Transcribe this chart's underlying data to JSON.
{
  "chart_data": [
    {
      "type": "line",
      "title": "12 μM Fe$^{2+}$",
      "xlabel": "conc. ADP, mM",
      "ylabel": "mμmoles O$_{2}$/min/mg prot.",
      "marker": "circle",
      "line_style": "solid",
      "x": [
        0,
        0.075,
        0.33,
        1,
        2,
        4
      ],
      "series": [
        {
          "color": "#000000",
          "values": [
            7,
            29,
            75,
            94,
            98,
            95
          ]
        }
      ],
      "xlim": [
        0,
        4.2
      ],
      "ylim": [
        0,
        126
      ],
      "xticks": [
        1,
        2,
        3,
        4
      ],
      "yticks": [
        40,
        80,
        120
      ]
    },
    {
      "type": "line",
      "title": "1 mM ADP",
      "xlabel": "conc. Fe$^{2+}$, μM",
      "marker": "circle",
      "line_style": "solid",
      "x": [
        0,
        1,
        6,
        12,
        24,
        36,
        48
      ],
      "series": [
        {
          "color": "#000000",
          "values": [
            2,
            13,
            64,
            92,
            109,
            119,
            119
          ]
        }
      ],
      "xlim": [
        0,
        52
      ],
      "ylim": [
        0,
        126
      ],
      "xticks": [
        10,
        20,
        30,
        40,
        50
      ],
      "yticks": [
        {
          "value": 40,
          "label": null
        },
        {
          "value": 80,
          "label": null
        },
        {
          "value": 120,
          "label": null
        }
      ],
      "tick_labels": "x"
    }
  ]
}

————

▶ [Challenge]: Go through the records above and retype each one exactly.

▶ [Answer]:
Transcribe this chart's underlying data to JSON.
{
  "chart_data": [
    {
      "type": "line",
      "title": "12 μM Fe$^{2+}$",
      "xlabel": "conc. ADP, mM",
      "ylabel": "mμmoles O$_{2}$/min/mg prot.",
      "marker": "circle",
      "line_style": "solid",
      "x": [
        0,
        0.075,
        0.33,
        1,
        2,
        4
      ],
      "series": [
        {
          "color": "#000000",
          "values": [
            7,
            29,
            75,
            94,
            98,
            95
          ]
        }
      ],
      "xlim": [
        0,
        4.2
      ],
      "ylim": [
        0,
        126
      ],
      "xticks": [
        1,
        2,
        3,
        4
      ],
      "yticks": [
        40,
        80,
        120
      ]
    },
    {
      "type": "line",
      "title": "1 mM ADP",
      "xlabel": "conc. Fe$^{2+}$, μM",
      "marker": "circle",
      "line_style": "solid",
      "x": [
        0,
        1,
        6,
        12,
        24,
        36,
        48
      ],
      "series": [
        {
          "color": "#000000",
          "values": [
            2,
            13,
            64,
            92,
            109,
            119,
            119
          ]
        }
      ],
      "xlim": [
        0,
        52
      ],
      "ylim": [
        0,
        126
      ],
      "xticks": [
        10,
        20,
        30,
        40,
        50
      ],
      "yticks": [
        {
          "value": 40,
          "label": null
        },
        {
          "value": 80,
          "label": null
        },
        {
          "value": 120,
          "label": null
        }
      ],
      "tick_labels": "x"
    }
  ]
}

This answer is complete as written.